Repeat the material below exactly, with no pictures.

============

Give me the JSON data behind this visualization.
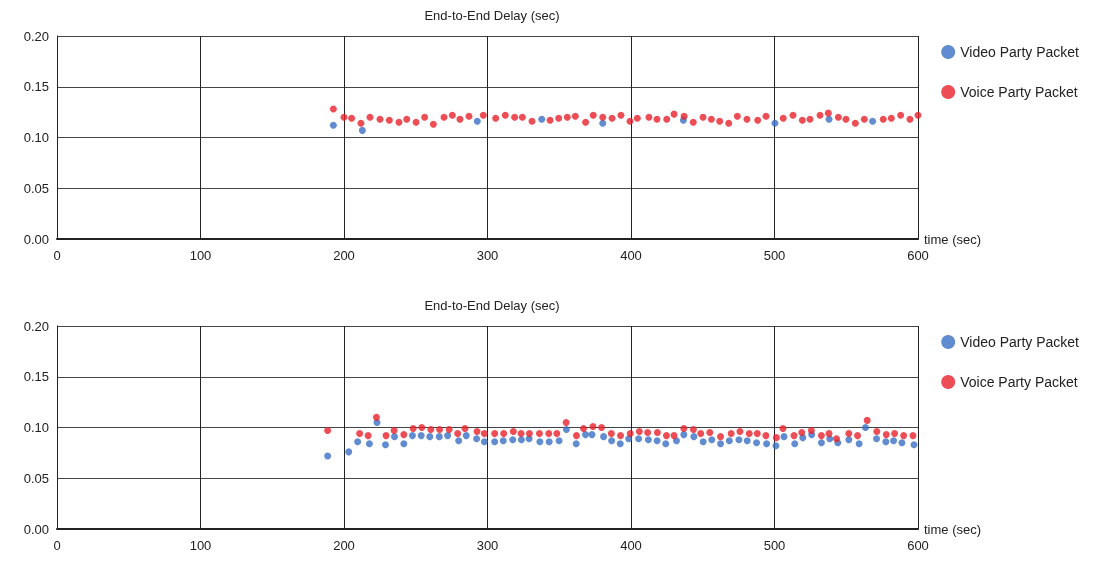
{
  "chart_data": [
    {
      "type": "scatter",
      "title": "End-to-End Delay (sec)",
      "xlabel": "time (sec)",
      "xlim": [
        0,
        600
      ],
      "xticks": [
        0,
        100,
        200,
        300,
        400,
        500,
        600
      ],
      "ylim": [
        0,
        0.2
      ],
      "yticks": [
        {
          "value": 0,
          "label": "0.00"
        },
        {
          "value": 0.05,
          "label": "0.05"
        },
        {
          "value": 0.1,
          "label": "0.10"
        },
        {
          "value": 0.15,
          "label": "0.15"
        },
        {
          "value": 0.2,
          "label": "0.20"
        }
      ],
      "grid": true,
      "legend": "top right",
      "marker": "circle",
      "series": [
        {
          "name": "Video Party Packet",
          "color": "#3a6fc4",
          "x": [
            192.6,
            212.8,
            292.9,
            337.8,
            380.3,
            436.5,
            500.3,
            538,
            568.4
          ],
          "values": [
            0.112,
            0.107,
            0.116,
            0.118,
            0.114,
            0.117,
            0.114,
            0.118,
            0.116
          ]
        },
        {
          "name": "Voice Party Packet",
          "color": "#e8202a",
          "x": [
            192.6,
            200,
            205.3,
            211.8,
            218.1,
            225.1,
            231.6,
            238.3,
            243.7,
            250.2,
            256.2,
            262.3,
            269.7,
            275.5,
            280.8,
            287.1,
            297.1,
            305.7,
            312.4,
            318.9,
            324.3,
            331,
            343.6,
            349.6,
            355.6,
            361.2,
            368.4,
            373.7,
            380.3,
            386.8,
            393,
            399.3,
            404.4,
            412.5,
            418.1,
            424.9,
            430,
            437,
            443.4,
            450.2,
            456,
            461.8,
            468.1,
            474.1,
            480.8,
            488.3,
            494.1,
            506.1,
            512.9,
            519.4,
            524.7,
            531.7,
            537.5,
            544.5,
            549.8,
            556.3,
            562.6,
            575.8,
            581.4,
            587.9,
            594.4,
            600
          ],
          "values": [
            0.128,
            0.12,
            0.119,
            0.114,
            0.12,
            0.118,
            0.117,
            0.115,
            0.118,
            0.115,
            0.12,
            0.113,
            0.12,
            0.122,
            0.118,
            0.121,
            0.122,
            0.119,
            0.122,
            0.12,
            0.12,
            0.116,
            0.117,
            0.119,
            0.12,
            0.121,
            0.115,
            0.122,
            0.12,
            0.119,
            0.122,
            0.116,
            0.119,
            0.12,
            0.118,
            0.118,
            0.123,
            0.121,
            0.115,
            0.12,
            0.118,
            0.116,
            0.114,
            0.121,
            0.118,
            0.117,
            0.121,
            0.119,
            0.122,
            0.117,
            0.118,
            0.122,
            0.124,
            0.12,
            0.118,
            0.114,
            0.118,
            0.118,
            0.119,
            0.122,
            0.118,
            0.122
          ]
        }
      ]
    },
    {
      "type": "scatter",
      "title": "End-to-End Delay (sec)",
      "xlabel": "time (sec)",
      "xlim": [
        0,
        600
      ],
      "xticks": [
        0,
        100,
        200,
        300,
        400,
        500,
        600
      ],
      "ylim": [
        0,
        0.2
      ],
      "yticks": [
        {
          "value": 0,
          "label": "0.00"
        },
        {
          "value": 0.05,
          "label": "0.05"
        },
        {
          "value": 0.1,
          "label": "0.10"
        },
        {
          "value": 0.15,
          "label": "0.15"
        },
        {
          "value": 0.2,
          "label": "0.20"
        }
      ],
      "grid": true,
      "legend": "top right",
      "marker": "circle",
      "series": [
        {
          "name": "Video Party Packet",
          "color": "#3a6fc4",
          "x": [
            188.6,
            203.3,
            209.5,
            217.7,
            223,
            228.9,
            235.2,
            241.7,
            247.7,
            253.8,
            259.8,
            266.4,
            272.2,
            279.9,
            285.2,
            292.4,
            297.8,
            305,
            311,
            317.6,
            323.6,
            329,
            336.5,
            343,
            349.9,
            355,
            361.8,
            368.3,
            372.8,
            380.9,
            386.5,
            392.5,
            398.4,
            405.3,
            412.1,
            418.2,
            424.2,
            431.7,
            436.8,
            443.8,
            450.3,
            456.3,
            462.4,
            468.5,
            475.2,
            481,
            487.5,
            494.5,
            501,
            506.6,
            514.1,
            519.7,
            525.9,
            532.7,
            538.5,
            544.1,
            551.8,
            559,
            563.4,
            571.1,
            577.6,
            583,
            588.8,
            597.2
          ],
          "values": [
            0.072,
            0.076,
            0.086,
            0.084,
            0.105,
            0.083,
            0.091,
            0.084,
            0.092,
            0.092,
            0.091,
            0.091,
            0.092,
            0.087,
            0.092,
            0.089,
            0.086,
            0.086,
            0.087,
            0.088,
            0.088,
            0.089,
            0.086,
            0.086,
            0.087,
            0.098,
            0.084,
            0.093,
            0.093,
            0.091,
            0.087,
            0.084,
            0.089,
            0.089,
            0.088,
            0.087,
            0.084,
            0.087,
            0.093,
            0.091,
            0.086,
            0.088,
            0.084,
            0.087,
            0.088,
            0.087,
            0.085,
            0.084,
            0.082,
            0.091,
            0.084,
            0.09,
            0.093,
            0.085,
            0.089,
            0.085,
            0.088,
            0.084,
            0.1,
            0.089,
            0.086,
            0.087,
            0.085,
            0.083
          ]
        },
        {
          "name": "Voice Party Packet",
          "color": "#e8202a",
          "x": [
            188.6,
            210.9,
            216.8,
            222.6,
            229.3,
            234.9,
            241.7,
            248.2,
            254.2,
            260.5,
            266.6,
            273.3,
            279.2,
            284.3,
            292.7,
            297.8,
            305,
            311.3,
            318,
            323.4,
            329.2,
            336.2,
            342.7,
            348.3,
            354.8,
            362,
            366.9,
            373.5,
            379.5,
            386.3,
            392.7,
            399.5,
            405.8,
            411.6,
            418.4,
            424.7,
            430,
            436.8,
            443.5,
            448.6,
            454.9,
            462.4,
            469.8,
            475.9,
            482.4,
            488,
            494,
            501.3,
            505.9,
            513.6,
            519,
            525.7,
            532.7,
            538,
            543.2,
            551.8,
            557.9,
            564.6,
            571.3,
            577.9,
            583.7,
            590,
            596.5
          ],
          "values": [
            0.097,
            0.094,
            0.092,
            0.11,
            0.092,
            0.097,
            0.093,
            0.099,
            0.1,
            0.098,
            0.098,
            0.098,
            0.094,
            0.099,
            0.096,
            0.094,
            0.094,
            0.094,
            0.096,
            0.094,
            0.094,
            0.094,
            0.094,
            0.094,
            0.105,
            0.092,
            0.099,
            0.101,
            0.1,
            0.094,
            0.092,
            0.094,
            0.096,
            0.095,
            0.095,
            0.092,
            0.092,
            0.099,
            0.098,
            0.094,
            0.095,
            0.091,
            0.094,
            0.096,
            0.094,
            0.094,
            0.092,
            0.09,
            0.099,
            0.092,
            0.095,
            0.097,
            0.092,
            0.094,
            0.089,
            0.094,
            0.092,
            0.107,
            0.096,
            0.093,
            0.094,
            0.092,
            0.092
          ]
        }
      ]
    }
  ]
}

============

### EXERCISE OUTPUT
Give me the JSON data behind this visualization.
{
  "chart_data": [
    {
      "type": "scatter",
      "title": "End-to-End Delay (sec)",
      "xlabel": "time (sec)",
      "xlim": [
        0,
        600
      ],
      "xticks": [
        0,
        100,
        200,
        300,
        400,
        500,
        600
      ],
      "ylim": [
        0,
        0.2
      ],
      "yticks": [
        {
          "value": 0,
          "label": "0.00"
        },
        {
          "value": 0.05,
          "label": "0.05"
        },
        {
          "value": 0.1,
          "label": "0.10"
        },
        {
          "value": 0.15,
          "label": "0.15"
        },
        {
          "value": 0.2,
          "label": "0.20"
        }
      ],
      "grid": true,
      "legend": "top right",
      "marker": "circle",
      "series": [
        {
          "name": "Video Party Packet",
          "color": "#3a6fc4",
          "x": [
            192.6,
            212.8,
            292.9,
            337.8,
            380.3,
            436.5,
            500.3,
            538,
            568.4
          ],
          "values": [
            0.112,
            0.107,
            0.116,
            0.118,
            0.114,
            0.117,
            0.114,
            0.118,
            0.116
          ]
        },
        {
          "name": "Voice Party Packet",
          "color": "#e8202a",
          "x": [
            192.6,
            200,
            205.3,
            211.8,
            218.1,
            225.1,
            231.6,
            238.3,
            243.7,
            250.2,
            256.2,
            262.3,
            269.7,
            275.5,
            280.8,
            287.1,
            297.1,
            305.7,
            312.4,
            318.9,
            324.3,
            331,
            343.6,
            349.6,
            355.6,
            361.2,
            368.4,
            373.7,
            380.3,
            386.8,
            393,
            399.3,
            404.4,
            412.5,
            418.1,
            424.9,
            430,
            437,
            443.4,
            450.2,
            456,
            461.8,
            468.1,
            474.1,
            480.8,
            488.3,
            494.1,
            506.1,
            512.9,
            519.4,
            524.7,
            531.7,
            537.5,
            544.5,
            549.8,
            556.3,
            562.6,
            575.8,
            581.4,
            587.9,
            594.4,
            600
          ],
          "values": [
            0.128,
            0.12,
            0.119,
            0.114,
            0.12,
            0.118,
            0.117,
            0.115,
            0.118,
            0.115,
            0.12,
            0.113,
            0.12,
            0.122,
            0.118,
            0.121,
            0.122,
            0.119,
            0.122,
            0.12,
            0.12,
            0.116,
            0.117,
            0.119,
            0.12,
            0.121,
            0.115,
            0.122,
            0.12,
            0.119,
            0.122,
            0.116,
            0.119,
            0.12,
            0.118,
            0.118,
            0.123,
            0.121,
            0.115,
            0.12,
            0.118,
            0.116,
            0.114,
            0.121,
            0.118,
            0.117,
            0.121,
            0.119,
            0.122,
            0.117,
            0.118,
            0.122,
            0.124,
            0.12,
            0.118,
            0.114,
            0.118,
            0.118,
            0.119,
            0.122,
            0.118,
            0.122
          ]
        }
      ]
    },
    {
      "type": "scatter",
      "title": "End-to-End Delay (sec)",
      "xlabel": "time (sec)",
      "xlim": [
        0,
        600
      ],
      "xticks": [
        0,
        100,
        200,
        300,
        400,
        500,
        600
      ],
      "ylim": [
        0,
        0.2
      ],
      "yticks": [
        {
          "value": 0,
          "label": "0.00"
        },
        {
          "value": 0.05,
          "label": "0.05"
        },
        {
          "value": 0.1,
          "label": "0.10"
        },
        {
          "value": 0.15,
          "label": "0.15"
        },
        {
          "value": 0.2,
          "label": "0.20"
        }
      ],
      "grid": true,
      "legend": "top right",
      "marker": "circle",
      "series": [
        {
          "name": "Video Party Packet",
          "color": "#3a6fc4",
          "x": [
            188.6,
            203.3,
            209.5,
            217.7,
            223,
            228.9,
            235.2,
            241.7,
            247.7,
            253.8,
            259.8,
            266.4,
            272.2,
            279.9,
            285.2,
            292.4,
            297.8,
            305,
            311,
            317.6,
            323.6,
            329,
            336.5,
            343,
            349.9,
            355,
            361.8,
            368.3,
            372.8,
            380.9,
            386.5,
            392.5,
            398.4,
            405.3,
            412.1,
            418.2,
            424.2,
            431.7,
            436.8,
            443.8,
            450.3,
            456.3,
            462.4,
            468.5,
            475.2,
            481,
            487.5,
            494.5,
            501,
            506.6,
            514.1,
            519.7,
            525.9,
            532.7,
            538.5,
            544.1,
            551.8,
            559,
            563.4,
            571.1,
            577.6,
            583,
            588.8,
            597.2
          ],
          "values": [
            0.072,
            0.076,
            0.086,
            0.084,
            0.105,
            0.083,
            0.091,
            0.084,
            0.092,
            0.092,
            0.091,
            0.091,
            0.092,
            0.087,
            0.092,
            0.089,
            0.086,
            0.086,
            0.087,
            0.088,
            0.088,
            0.089,
            0.086,
            0.086,
            0.087,
            0.098,
            0.084,
            0.093,
            0.093,
            0.091,
            0.087,
            0.084,
            0.089,
            0.089,
            0.088,
            0.087,
            0.084,
            0.087,
            0.093,
            0.091,
            0.086,
            0.088,
            0.084,
            0.087,
            0.088,
            0.087,
            0.085,
            0.084,
            0.082,
            0.091,
            0.084,
            0.09,
            0.093,
            0.085,
            0.089,
            0.085,
            0.088,
            0.084,
            0.1,
            0.089,
            0.086,
            0.087,
            0.085,
            0.083
          ]
        },
        {
          "name": "Voice Party Packet",
          "color": "#e8202a",
          "x": [
            188.6,
            210.9,
            216.8,
            222.6,
            229.3,
            234.9,
            241.7,
            248.2,
            254.2,
            260.5,
            266.6,
            273.3,
            279.2,
            284.3,
            292.7,
            297.8,
            305,
            311.3,
            318,
            323.4,
            329.2,
            336.2,
            342.7,
            348.3,
            354.8,
            362,
            366.9,
            373.5,
            379.5,
            386.3,
            392.7,
            399.5,
            405.8,
            411.6,
            418.4,
            424.7,
            430,
            436.8,
            443.5,
            448.6,
            454.9,
            462.4,
            469.8,
            475.9,
            482.4,
            488,
            494,
            501.3,
            505.9,
            513.6,
            519,
            525.7,
            532.7,
            538,
            543.2,
            551.8,
            557.9,
            564.6,
            571.3,
            577.9,
            583.7,
            590,
            596.5
          ],
          "values": [
            0.097,
            0.094,
            0.092,
            0.11,
            0.092,
            0.097,
            0.093,
            0.099,
            0.1,
            0.098,
            0.098,
            0.098,
            0.094,
            0.099,
            0.096,
            0.094,
            0.094,
            0.094,
            0.096,
            0.094,
            0.094,
            0.094,
            0.094,
            0.094,
            0.105,
            0.092,
            0.099,
            0.101,
            0.1,
            0.094,
            0.092,
            0.094,
            0.096,
            0.095,
            0.095,
            0.092,
            0.092,
            0.099,
            0.098,
            0.094,
            0.095,
            0.091,
            0.094,
            0.096,
            0.094,
            0.094,
            0.092,
            0.09,
            0.099,
            0.092,
            0.095,
            0.097,
            0.092,
            0.094,
            0.089,
            0.094,
            0.092,
            0.107,
            0.096,
            0.093,
            0.094,
            0.092,
            0.092
          ]
        }
      ]
    }
  ]
}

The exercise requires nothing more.